## begin ENTRIES PROVIDED

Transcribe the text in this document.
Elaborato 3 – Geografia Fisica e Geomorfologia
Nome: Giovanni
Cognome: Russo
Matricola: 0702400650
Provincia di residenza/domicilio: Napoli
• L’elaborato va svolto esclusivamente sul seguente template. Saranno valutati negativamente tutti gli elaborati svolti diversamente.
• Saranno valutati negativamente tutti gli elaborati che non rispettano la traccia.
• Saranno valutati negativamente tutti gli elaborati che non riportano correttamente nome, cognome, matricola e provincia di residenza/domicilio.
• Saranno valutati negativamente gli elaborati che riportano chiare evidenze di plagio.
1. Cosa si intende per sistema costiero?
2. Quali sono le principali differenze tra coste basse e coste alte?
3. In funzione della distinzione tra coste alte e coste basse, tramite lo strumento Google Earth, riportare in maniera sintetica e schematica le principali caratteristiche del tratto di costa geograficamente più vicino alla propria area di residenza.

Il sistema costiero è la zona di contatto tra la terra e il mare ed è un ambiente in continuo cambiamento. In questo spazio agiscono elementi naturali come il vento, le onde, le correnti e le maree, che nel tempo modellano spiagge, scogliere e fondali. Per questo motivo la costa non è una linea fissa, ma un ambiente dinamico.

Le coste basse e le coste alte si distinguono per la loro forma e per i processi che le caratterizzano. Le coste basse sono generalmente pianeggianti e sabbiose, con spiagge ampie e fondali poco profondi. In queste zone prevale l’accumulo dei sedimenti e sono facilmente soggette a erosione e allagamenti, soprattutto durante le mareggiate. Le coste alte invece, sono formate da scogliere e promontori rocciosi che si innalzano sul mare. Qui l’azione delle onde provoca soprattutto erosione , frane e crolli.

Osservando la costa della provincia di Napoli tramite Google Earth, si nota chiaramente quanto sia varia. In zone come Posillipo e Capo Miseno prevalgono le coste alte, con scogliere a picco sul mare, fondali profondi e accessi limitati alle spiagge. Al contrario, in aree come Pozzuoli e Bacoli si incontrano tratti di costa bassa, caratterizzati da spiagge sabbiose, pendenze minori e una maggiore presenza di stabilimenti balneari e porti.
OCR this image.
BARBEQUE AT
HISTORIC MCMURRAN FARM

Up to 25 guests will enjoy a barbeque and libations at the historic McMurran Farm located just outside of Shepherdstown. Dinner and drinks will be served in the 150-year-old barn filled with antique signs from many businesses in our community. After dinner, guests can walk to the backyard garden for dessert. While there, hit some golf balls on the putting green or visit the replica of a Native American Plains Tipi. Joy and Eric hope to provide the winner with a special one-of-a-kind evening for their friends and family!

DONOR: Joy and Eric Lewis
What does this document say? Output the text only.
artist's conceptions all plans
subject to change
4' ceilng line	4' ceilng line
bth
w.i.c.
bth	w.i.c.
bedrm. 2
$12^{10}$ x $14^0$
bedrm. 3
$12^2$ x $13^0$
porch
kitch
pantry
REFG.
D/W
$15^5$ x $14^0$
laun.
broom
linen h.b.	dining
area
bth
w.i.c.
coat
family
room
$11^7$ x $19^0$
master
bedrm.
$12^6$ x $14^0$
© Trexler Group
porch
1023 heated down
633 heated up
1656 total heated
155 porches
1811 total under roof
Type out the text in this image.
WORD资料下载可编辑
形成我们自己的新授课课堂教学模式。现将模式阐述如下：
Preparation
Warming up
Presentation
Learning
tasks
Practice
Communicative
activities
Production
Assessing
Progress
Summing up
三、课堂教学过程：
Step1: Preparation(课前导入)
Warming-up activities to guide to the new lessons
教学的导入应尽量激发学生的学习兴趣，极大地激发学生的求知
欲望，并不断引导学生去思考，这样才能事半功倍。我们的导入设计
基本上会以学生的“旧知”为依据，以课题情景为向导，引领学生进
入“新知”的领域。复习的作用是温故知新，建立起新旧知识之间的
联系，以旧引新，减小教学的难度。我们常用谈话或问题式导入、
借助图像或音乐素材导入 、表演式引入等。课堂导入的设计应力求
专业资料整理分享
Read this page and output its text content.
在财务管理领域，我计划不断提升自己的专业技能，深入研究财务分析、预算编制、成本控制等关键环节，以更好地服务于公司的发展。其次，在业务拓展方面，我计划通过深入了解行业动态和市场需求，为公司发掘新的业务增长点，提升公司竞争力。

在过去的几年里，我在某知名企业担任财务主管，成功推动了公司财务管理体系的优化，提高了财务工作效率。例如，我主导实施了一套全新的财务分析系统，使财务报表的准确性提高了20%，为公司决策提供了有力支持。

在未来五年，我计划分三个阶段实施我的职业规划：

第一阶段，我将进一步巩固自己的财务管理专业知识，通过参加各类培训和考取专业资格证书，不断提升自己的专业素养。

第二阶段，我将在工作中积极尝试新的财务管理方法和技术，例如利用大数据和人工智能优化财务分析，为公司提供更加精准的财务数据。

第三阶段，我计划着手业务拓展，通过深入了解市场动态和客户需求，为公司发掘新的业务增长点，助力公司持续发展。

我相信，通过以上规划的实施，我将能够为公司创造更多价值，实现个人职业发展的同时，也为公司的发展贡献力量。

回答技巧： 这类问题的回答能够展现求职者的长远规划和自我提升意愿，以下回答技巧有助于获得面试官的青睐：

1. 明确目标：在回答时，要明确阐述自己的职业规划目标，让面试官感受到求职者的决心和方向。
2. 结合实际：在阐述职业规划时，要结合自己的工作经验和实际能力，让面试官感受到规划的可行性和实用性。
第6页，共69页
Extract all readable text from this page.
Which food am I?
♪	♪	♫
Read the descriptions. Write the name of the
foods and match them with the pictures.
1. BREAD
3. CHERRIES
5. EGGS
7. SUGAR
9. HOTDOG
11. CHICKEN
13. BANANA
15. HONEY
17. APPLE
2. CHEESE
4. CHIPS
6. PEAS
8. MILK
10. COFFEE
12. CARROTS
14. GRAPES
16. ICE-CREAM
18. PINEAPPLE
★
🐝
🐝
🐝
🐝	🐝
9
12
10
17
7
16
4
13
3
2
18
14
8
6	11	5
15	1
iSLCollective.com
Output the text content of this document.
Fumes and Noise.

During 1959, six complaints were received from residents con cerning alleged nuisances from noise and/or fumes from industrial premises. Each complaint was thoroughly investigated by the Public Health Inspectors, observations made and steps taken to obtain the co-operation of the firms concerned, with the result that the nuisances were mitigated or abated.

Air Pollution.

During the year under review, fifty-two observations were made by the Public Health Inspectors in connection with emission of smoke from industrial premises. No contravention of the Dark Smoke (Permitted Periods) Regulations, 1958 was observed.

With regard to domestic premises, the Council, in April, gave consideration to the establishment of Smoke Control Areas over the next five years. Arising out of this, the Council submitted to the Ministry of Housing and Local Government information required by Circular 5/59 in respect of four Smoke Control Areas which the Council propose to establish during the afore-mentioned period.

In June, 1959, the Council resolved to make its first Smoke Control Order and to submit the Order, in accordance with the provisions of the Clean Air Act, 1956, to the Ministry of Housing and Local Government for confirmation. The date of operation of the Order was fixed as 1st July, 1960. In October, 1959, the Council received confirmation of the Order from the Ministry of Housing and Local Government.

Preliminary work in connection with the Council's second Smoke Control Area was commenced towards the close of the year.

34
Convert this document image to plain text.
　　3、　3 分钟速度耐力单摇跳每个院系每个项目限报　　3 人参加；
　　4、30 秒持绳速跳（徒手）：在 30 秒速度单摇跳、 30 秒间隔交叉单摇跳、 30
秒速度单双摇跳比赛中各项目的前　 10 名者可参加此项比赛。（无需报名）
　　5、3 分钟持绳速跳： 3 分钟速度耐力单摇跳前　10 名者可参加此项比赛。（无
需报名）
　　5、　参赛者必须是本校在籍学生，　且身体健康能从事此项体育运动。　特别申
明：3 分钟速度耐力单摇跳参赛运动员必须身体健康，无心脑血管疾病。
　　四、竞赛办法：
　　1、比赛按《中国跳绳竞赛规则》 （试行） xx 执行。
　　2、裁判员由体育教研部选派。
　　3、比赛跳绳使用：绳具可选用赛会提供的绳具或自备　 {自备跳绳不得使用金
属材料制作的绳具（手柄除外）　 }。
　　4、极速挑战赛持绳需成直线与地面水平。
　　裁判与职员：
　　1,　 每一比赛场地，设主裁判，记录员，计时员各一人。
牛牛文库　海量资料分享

## end ENTRIES PROVIDED

WHAT TO PRODUCE:
In the entries above, locate every line with the word "made" and copy it.

FINAL RESULT:
During 1959, six complaints were received from residents con cerning alleged nuisances from noise and/or fumes from industrial premises. Each complaint was thoroughly investigated by the Public Health Inspectors, observations made and steps taken to obtain the co-operation of the firms concerned, with the result that the nuisances were mitigated or abated.
During the year under review, fifty-two observations were made by the Public Health Inspectors in connection with emission of smoke from industrial premises. No contravention of the Dark Smoke (Permitted Periods) Regulations, 1958 was observed.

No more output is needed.